| Task data |
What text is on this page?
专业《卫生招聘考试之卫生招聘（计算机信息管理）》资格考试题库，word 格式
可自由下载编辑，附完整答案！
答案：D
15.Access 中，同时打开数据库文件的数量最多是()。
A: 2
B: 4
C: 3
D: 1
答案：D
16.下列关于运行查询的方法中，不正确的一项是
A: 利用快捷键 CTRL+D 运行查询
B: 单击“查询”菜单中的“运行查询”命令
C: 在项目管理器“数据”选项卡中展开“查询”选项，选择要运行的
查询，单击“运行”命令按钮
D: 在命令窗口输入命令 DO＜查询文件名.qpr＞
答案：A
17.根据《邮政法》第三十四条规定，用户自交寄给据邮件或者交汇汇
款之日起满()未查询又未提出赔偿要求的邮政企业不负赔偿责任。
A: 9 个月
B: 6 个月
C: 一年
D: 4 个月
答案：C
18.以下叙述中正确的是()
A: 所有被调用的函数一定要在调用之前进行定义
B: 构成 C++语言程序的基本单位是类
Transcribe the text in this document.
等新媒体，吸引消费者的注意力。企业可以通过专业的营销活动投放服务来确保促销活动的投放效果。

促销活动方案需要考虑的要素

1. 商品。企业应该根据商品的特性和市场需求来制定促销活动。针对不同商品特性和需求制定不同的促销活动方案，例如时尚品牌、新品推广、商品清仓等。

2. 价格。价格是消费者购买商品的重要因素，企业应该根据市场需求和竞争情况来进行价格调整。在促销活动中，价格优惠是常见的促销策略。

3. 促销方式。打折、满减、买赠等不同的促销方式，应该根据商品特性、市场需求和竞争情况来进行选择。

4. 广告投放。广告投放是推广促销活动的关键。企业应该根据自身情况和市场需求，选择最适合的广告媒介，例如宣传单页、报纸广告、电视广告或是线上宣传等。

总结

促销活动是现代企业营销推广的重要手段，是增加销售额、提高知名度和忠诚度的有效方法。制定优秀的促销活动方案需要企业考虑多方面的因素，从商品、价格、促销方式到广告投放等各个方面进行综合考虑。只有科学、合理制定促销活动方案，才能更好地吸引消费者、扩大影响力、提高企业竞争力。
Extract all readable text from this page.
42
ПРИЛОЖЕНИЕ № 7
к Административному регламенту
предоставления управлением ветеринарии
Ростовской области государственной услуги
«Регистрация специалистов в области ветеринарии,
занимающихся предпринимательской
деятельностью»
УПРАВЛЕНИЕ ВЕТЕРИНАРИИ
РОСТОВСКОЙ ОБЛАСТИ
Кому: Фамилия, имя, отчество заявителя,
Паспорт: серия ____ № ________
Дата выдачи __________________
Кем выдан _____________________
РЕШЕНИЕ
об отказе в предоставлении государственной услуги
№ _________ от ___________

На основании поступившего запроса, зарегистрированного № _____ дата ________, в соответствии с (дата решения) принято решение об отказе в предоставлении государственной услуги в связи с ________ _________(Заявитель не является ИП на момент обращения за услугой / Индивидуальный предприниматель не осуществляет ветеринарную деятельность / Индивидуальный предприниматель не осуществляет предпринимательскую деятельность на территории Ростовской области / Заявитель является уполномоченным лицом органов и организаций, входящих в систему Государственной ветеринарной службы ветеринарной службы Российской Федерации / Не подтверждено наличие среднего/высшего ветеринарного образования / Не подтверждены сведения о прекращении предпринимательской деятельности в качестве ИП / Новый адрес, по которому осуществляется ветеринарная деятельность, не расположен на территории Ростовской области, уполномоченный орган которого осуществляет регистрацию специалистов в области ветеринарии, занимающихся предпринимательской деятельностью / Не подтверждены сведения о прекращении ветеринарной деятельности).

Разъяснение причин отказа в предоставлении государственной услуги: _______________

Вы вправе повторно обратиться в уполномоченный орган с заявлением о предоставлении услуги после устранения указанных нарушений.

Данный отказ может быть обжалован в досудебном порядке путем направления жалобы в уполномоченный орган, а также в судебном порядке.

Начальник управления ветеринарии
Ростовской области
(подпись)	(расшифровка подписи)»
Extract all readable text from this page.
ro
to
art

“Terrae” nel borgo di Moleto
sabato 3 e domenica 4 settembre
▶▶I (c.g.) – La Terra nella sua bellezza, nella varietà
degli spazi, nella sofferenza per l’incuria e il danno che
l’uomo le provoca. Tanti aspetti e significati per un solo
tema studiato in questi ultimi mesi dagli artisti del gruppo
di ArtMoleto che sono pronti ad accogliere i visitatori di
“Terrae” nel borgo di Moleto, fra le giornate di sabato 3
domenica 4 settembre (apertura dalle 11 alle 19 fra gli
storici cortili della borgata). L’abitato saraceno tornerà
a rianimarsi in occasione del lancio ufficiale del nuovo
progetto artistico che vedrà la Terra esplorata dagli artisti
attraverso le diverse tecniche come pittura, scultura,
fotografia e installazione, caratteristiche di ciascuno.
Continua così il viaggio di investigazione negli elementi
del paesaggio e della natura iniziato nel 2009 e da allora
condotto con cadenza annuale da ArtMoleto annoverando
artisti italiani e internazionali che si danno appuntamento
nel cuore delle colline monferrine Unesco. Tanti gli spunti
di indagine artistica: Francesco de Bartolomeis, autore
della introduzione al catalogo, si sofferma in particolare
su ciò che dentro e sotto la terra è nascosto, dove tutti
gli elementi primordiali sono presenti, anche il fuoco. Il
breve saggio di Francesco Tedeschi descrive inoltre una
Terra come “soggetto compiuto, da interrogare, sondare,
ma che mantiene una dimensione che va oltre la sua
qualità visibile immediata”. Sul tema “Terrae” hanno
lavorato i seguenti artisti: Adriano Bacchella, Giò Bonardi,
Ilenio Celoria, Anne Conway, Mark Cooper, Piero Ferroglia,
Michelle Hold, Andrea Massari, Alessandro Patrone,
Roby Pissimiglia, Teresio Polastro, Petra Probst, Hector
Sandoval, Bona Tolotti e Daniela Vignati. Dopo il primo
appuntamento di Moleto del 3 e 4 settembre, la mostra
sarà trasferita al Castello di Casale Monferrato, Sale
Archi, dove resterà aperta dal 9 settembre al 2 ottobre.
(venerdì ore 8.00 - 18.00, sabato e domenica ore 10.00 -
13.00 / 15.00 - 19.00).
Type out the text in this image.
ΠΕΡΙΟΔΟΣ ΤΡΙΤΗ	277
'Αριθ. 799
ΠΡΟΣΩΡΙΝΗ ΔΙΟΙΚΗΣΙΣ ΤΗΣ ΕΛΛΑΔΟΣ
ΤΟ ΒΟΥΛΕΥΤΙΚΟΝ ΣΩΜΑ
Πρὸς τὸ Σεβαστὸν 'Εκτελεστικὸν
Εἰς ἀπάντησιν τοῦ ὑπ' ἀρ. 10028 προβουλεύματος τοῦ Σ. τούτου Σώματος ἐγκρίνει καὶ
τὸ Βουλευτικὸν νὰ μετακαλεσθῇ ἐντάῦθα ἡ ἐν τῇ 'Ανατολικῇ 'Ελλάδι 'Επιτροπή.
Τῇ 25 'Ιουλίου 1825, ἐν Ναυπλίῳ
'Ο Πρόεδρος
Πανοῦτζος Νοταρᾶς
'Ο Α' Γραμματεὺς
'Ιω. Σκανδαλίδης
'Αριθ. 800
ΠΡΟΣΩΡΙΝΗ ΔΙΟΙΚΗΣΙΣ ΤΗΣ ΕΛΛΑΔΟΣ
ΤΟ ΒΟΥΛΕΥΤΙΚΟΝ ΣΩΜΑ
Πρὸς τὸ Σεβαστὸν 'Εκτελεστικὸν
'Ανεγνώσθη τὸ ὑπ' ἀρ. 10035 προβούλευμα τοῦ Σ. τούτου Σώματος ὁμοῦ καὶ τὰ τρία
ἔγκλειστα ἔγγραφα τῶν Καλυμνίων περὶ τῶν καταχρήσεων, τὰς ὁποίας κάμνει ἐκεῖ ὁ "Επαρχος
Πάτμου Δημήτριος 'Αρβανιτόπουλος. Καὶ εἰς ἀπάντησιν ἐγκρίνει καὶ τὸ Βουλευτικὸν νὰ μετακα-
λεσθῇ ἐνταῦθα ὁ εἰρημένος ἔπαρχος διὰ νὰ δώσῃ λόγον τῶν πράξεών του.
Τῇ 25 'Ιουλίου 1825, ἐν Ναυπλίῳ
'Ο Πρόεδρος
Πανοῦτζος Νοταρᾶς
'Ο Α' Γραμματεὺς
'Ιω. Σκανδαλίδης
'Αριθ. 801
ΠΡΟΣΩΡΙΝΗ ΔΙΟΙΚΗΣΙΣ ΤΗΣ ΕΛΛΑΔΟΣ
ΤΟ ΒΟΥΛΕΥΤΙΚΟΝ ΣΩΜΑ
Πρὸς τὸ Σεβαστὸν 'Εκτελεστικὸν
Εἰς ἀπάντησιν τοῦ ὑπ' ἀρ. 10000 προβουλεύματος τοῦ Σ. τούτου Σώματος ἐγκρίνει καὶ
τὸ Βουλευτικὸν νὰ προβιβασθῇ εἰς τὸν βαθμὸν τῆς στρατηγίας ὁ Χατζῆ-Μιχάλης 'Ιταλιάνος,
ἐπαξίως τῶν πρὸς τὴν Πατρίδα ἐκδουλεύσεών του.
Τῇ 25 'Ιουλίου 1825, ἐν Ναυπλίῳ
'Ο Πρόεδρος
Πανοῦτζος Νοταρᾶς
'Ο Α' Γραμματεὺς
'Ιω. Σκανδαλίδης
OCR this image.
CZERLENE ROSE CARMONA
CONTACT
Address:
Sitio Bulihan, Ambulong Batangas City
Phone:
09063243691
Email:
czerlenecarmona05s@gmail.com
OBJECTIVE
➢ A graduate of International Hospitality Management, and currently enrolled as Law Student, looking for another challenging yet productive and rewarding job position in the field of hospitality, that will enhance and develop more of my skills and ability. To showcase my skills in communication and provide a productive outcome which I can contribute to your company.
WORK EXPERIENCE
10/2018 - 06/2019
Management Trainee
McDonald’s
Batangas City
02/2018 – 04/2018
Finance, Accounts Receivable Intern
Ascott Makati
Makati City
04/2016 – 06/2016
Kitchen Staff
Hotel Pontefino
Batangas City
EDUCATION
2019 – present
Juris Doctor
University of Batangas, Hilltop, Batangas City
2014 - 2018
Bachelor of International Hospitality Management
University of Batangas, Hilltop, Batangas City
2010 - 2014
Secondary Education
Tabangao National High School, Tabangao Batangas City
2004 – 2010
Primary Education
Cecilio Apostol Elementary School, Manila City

| Given problem |
Go through the listing above and return every line where the word "Terrae" occurs.

| Full response |
“Terrae” nel borgo di Moleto
“Terrae” nel borgo di Moleto, fra le giornate di sabato 3
qualità visibile immediata”. Sul tema “Terrae” hanno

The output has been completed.